Given text
The sensors involved in an IoT system need to communicate with the Internet in some way. This may involve wired, wireless or a combination of the two technologies. Since there are a number of technologies available, their individual strengths need to be considered.

The environment the sensor is exposed to needs to be taken into account. Temperature, humidity and exposure to outside conditions are factors. Can the communication be sent over wires from a fixed position? Does the sensor need to be mobile and still maintain connectivity? How critical is the timing of the information?

Security

This is an area that has been surprisingly overlooked in many implementations of an IoT solution. Even though there may only be a sensor transmitting information to a server over the Internet, there is still cause for concern. Any device connected to the Internet will be sending (and possibly receiving) data from one or more networks. This data is unencrypted, so it is readable by anyone that can get a connection. Rule number one for security on an IoT implementation (or any other connection to the internet) is: Never connect anything to the Internet without data security measures and encryption. This can be done relatively easily by using a VPN or firewall.

Stated task a
In the IoT text, what is rule number one for security on an IoT implementation?
The records that follow are unrelated to the IoT text.

Supplied data

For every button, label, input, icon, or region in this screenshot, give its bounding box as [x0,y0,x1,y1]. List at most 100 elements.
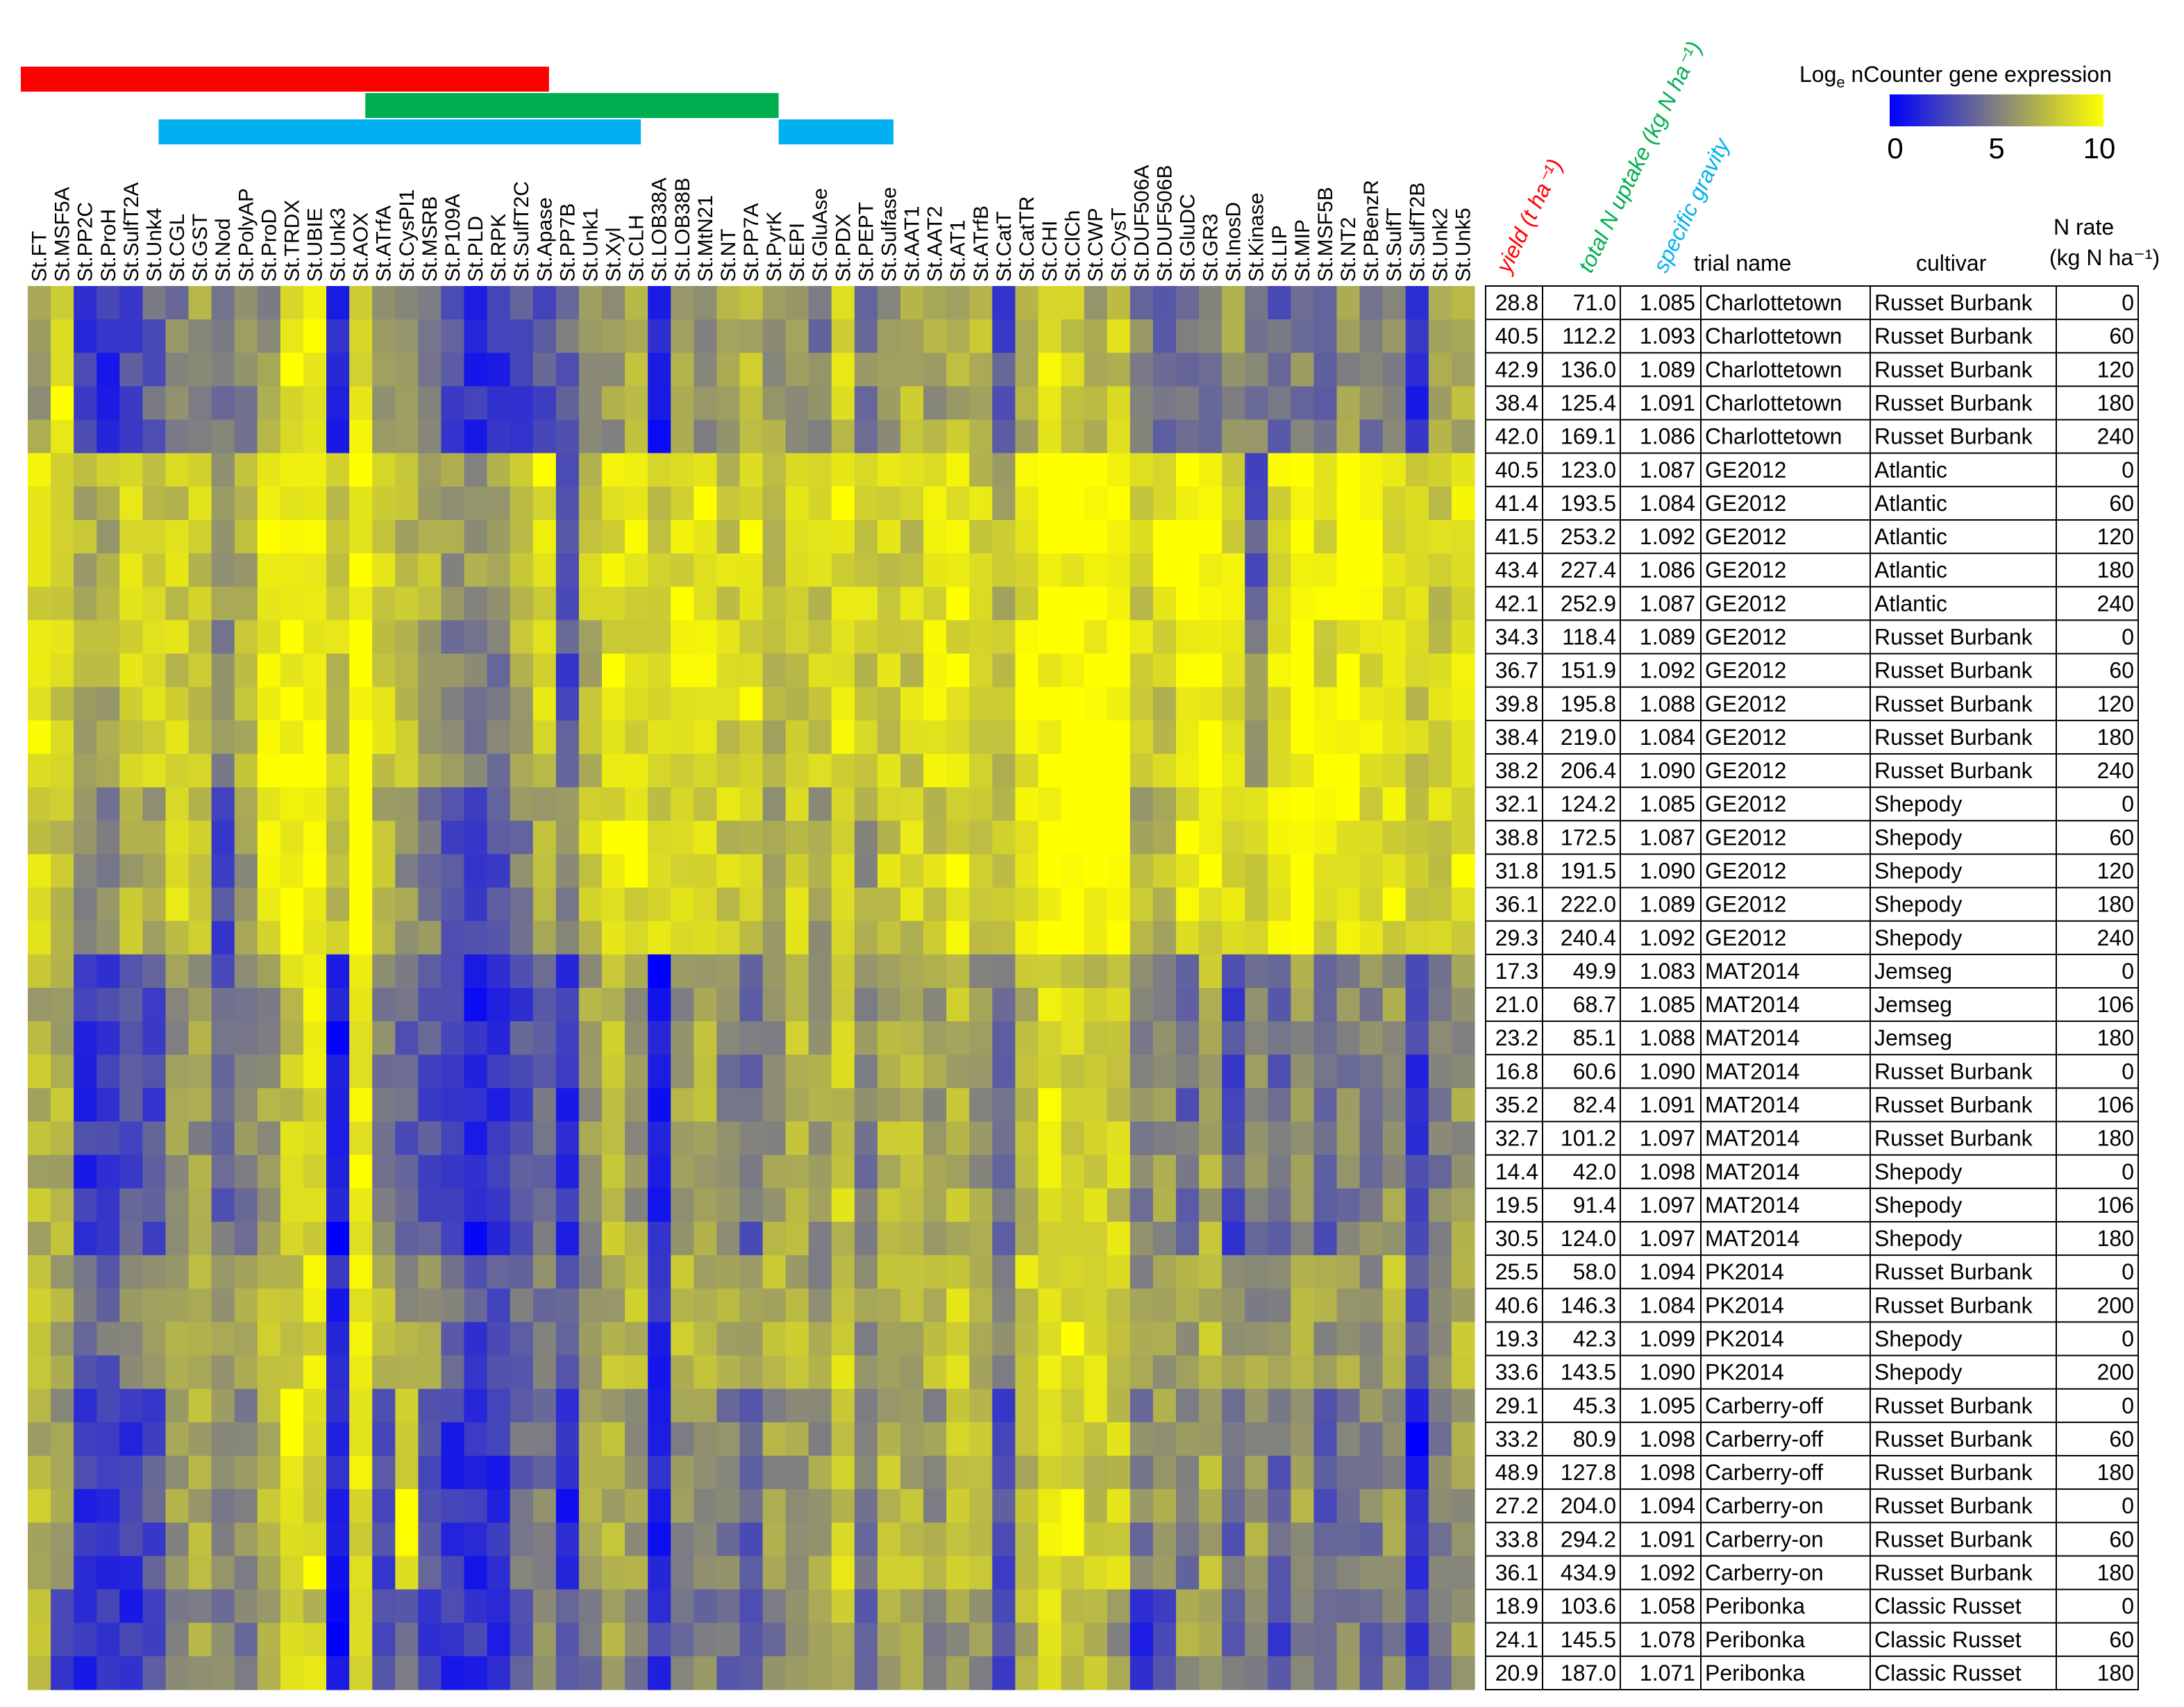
heat-cell [1382,1388,1406,1423]
heat-cell [326,386,350,421]
table-cell-n_rate: 60 [2109,825,2134,850]
heat-cell [854,754,878,788]
gene-label: St.SulfT [1383,208,1406,282]
heat-cell [831,754,855,788]
heat-cell [280,653,304,688]
heat-cell [1451,1121,1475,1156]
heat-cell [211,1021,235,1055]
heat-cell [1405,1522,1429,1557]
heat-cell [762,1222,787,1256]
table-cell-cultivar: Russet Burbank [1874,1427,2033,1452]
heat-cell [694,653,717,688]
heat-cell [694,286,717,320]
heat-cell [1152,1422,1177,1456]
heat-cell [28,887,51,922]
heat-cell [625,1355,648,1390]
heat-cell [510,520,534,554]
table-cell-yield: 19.5 [1495,1193,1538,1218]
heat-cell [280,1556,304,1590]
heat-cell [1107,1222,1131,1256]
heat-cell [372,1456,396,1490]
heat-cell [1152,920,1177,955]
heat-cell [831,453,855,487]
heat-cell [1428,620,1452,655]
heat-cell [969,1656,993,1690]
heat-cell [1291,1656,1315,1690]
heat-cell [1222,920,1245,955]
heat-cell [1015,386,1039,421]
heat-cell [1268,1522,1291,1557]
heat-cell [1199,854,1223,889]
heat-cell [142,720,167,755]
heat-cell [510,1355,534,1390]
heat-cell [946,1021,970,1055]
heat-cell [1405,787,1429,821]
heat-cell [1061,1556,1085,1590]
heat-cell [1107,1422,1131,1456]
heat-cell [372,1154,396,1189]
heat-cell [395,687,419,721]
heat-cell [555,1622,580,1657]
heat-cell [923,286,947,320]
heat-cell [877,1121,901,1156]
heat-cell [1129,988,1154,1022]
heat-cell [1129,319,1154,353]
heat-cell [1382,1556,1406,1590]
table-cell-cultivar: Shepody [1874,1226,1962,1251]
heat-cell [808,1154,832,1189]
heat-cell [280,1222,304,1256]
heat-cell [188,720,212,755]
heat-cell [900,386,924,421]
heat-cell [1451,954,1475,989]
heat-cell [671,286,694,320]
heat-cell [1268,1556,1291,1590]
heat-cell [694,1489,717,1523]
heat-cell [326,286,350,320]
heat-cell [716,653,741,688]
heat-cell [1451,1222,1475,1256]
heat-cell [142,954,167,989]
heat-cell [74,1322,97,1356]
heat-cell [1015,1355,1039,1390]
heat-cell [464,620,488,655]
heat-cell [992,653,1016,688]
heat-cell [395,486,419,521]
heat-cell [1313,988,1338,1022]
heat-cell [671,1622,694,1657]
heat-cell [923,653,947,688]
heat-cell [96,1355,120,1390]
table-cell-cultivar: Classic Russet [1874,1660,2022,1685]
heat-cell [464,653,488,688]
heat-cell [1038,854,1062,889]
heat-cell [1222,520,1245,554]
heat-cell [854,1322,878,1356]
table-cell-n_rate: 240 [2097,424,2134,449]
heat-cell [762,1288,787,1323]
heat-cell [601,954,625,989]
heat-cell [1175,1456,1200,1490]
table-cell-cultivar: Russet Burbank [1874,1527,2033,1552]
heat-cell [165,988,190,1022]
heat-cell [349,1422,373,1456]
heat-cell [188,520,212,554]
heat-cell [648,1088,671,1122]
heat-cell [716,1322,741,1356]
heat-cell [555,419,580,454]
heat-cell [211,587,235,621]
table-cell-sg: 1.084 [1640,725,1695,750]
table-cell-n_rate: 120 [2097,859,2134,884]
heat-cell [785,1556,809,1590]
heat-cell [349,419,373,454]
heat-cell [464,687,488,721]
heat-cell [1129,486,1154,521]
heat-cell [831,821,855,855]
heat-cell [1199,386,1223,421]
heat-cell [671,1322,694,1356]
heat-cell [464,1188,488,1222]
heat-cell [1451,553,1475,587]
heat-cell [1015,1622,1039,1657]
table-cell-trial: Charlottetown [1705,323,1842,348]
table-cell-n_rate: 0 [2122,1393,2134,1418]
heat-cell [1291,1088,1315,1122]
heat-cell [877,1188,901,1222]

Stated task b
Which lines of the records contain the string "cultivar"? Pick out each one, with case counting in the match.

Finished answer a
Never connect anything to the Internet without data security measures and encryption.

Finished answer b
table-cell-cultivar: Russet Burbank [1874,1427,2033,1452]
table-cell-cultivar: Shepody [1874,1226,1962,1251]
table-cell-cultivar: Classic Russet [1874,1660,2022,1685]
table-cell-cultivar: Russet Burbank [1874,1527,2033,1552]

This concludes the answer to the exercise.